* AIM OF THE EXERCISE:
Would you return the complete listing below word for word?

* RECORD EXCERPTS:
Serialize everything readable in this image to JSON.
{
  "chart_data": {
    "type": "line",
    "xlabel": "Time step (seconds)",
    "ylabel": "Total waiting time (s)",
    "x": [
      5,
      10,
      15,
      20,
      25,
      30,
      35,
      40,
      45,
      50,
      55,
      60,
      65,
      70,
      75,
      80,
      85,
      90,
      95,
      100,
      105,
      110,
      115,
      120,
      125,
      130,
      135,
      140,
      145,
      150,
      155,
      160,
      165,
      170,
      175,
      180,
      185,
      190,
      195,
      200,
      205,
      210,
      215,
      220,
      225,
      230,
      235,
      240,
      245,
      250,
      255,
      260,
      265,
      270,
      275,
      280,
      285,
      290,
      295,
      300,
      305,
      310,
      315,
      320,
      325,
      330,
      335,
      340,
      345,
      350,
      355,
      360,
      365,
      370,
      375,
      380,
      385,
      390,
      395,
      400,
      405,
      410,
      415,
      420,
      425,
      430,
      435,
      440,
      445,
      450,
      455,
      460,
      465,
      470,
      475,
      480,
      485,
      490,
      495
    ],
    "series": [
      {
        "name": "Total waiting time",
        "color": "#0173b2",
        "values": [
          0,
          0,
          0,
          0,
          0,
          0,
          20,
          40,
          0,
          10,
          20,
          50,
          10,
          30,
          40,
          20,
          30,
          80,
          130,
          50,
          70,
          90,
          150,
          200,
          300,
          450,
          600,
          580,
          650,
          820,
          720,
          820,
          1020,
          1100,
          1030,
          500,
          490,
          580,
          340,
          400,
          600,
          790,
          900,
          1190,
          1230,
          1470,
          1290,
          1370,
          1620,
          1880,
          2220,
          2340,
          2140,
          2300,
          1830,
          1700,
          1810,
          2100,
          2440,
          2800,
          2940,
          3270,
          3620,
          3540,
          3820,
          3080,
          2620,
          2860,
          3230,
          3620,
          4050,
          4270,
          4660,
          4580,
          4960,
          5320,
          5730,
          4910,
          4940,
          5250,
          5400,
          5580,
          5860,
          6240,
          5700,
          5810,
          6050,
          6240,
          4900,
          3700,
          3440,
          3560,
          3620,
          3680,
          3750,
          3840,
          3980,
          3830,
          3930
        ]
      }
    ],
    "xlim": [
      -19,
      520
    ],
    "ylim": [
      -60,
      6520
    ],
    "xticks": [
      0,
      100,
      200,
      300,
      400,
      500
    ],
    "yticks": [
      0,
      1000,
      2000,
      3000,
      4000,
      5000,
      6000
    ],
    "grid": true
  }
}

* SOLVED PROBLEM:
Serialize everything readable in this image to JSON.
{
  "chart_data": {
    "type": "line",
    "xlabel": "Time step (seconds)",
    "ylabel": "Total waiting time (s)",
    "x": [
      5,
      10,
      15,
      20,
      25,
      30,
      35,
      40,
      45,
      50,
      55,
      60,
      65,
      70,
      75,
      80,
      85,
      90,
      95,
      100,
      105,
      110,
      115,
      120,
      125,
      130,
      135,
      140,
      145,
      150,
      155,
      160,
      165,
      170,
      175,
      180,
      185,
      190,
      195,
      200,
      205,
      210,
      215,
      220,
      225,
      230,
      235,
      240,
      245,
      250,
      255,
      260,
      265,
      270,
      275,
      280,
      285,
      290,
      295,
      300,
      305,
      310,
      315,
      320,
      325,
      330,
      335,
      340,
      345,
      350,
      355,
      360,
      365,
      370,
      375,
      380,
      385,
      390,
      395,
      400,
      405,
      410,
      415,
      420,
      425,
      430,
      435,
      440,
      445,
      450,
      455,
      460,
      465,
      470,
      475,
      480,
      485,
      490,
      495
    ],
    "series": [
      {
        "name": "Total waiting time",
        "color": "#0173b2",
        "values": [
          0,
          0,
          0,
          0,
          0,
          0,
          20,
          40,
          0,
          10,
          20,
          50,
          10,
          30,
          40,
          20,
          30,
          80,
          130,
          50,
          70,
          90,
          150,
          200,
          300,
          450,
          600,
          580,
          650,
          820,
          720,
          820,
          1020,
          1100,
          1030,
          500,
          490,
          580,
          340,
          400,
          600,
          790,
          900,
          1190,
          1230,
          1470,
          1290,
          1370,
          1620,
          1880,
          2220,
          2340,
          2140,
          2300,
          1830,
          1700,
          1810,
          2100,
          2440,
          2800,
          2940,
          3270,
          3620,
          3540,
          3820,
          3080,
          2620,
          2860,
          3230,
          3620,
          4050,
          4270,
          4660,
          4580,
          4960,
          5320,
          5730,
          4910,
          4940,
          5250,
          5400,
          5580,
          5860,
          6240,
          5700,
          5810,
          6050,
          6240,
          4900,
          3700,
          3440,
          3560,
          3620,
          3680,
          3750,
          3840,
          3980,
          3830,
          3930
        ]
      }
    ],
    "xlim": [
      -19,
      520
    ],
    "ylim": [
      -60,
      6520
    ],
    "xticks": [
      0,
      100,
      200,
      300,
      400,
      500
    ],
    "yticks": [
      0,
      1000,
      2000,
      3000,
      4000,
      5000,
      6000
    ],
    "grid": true
  }
}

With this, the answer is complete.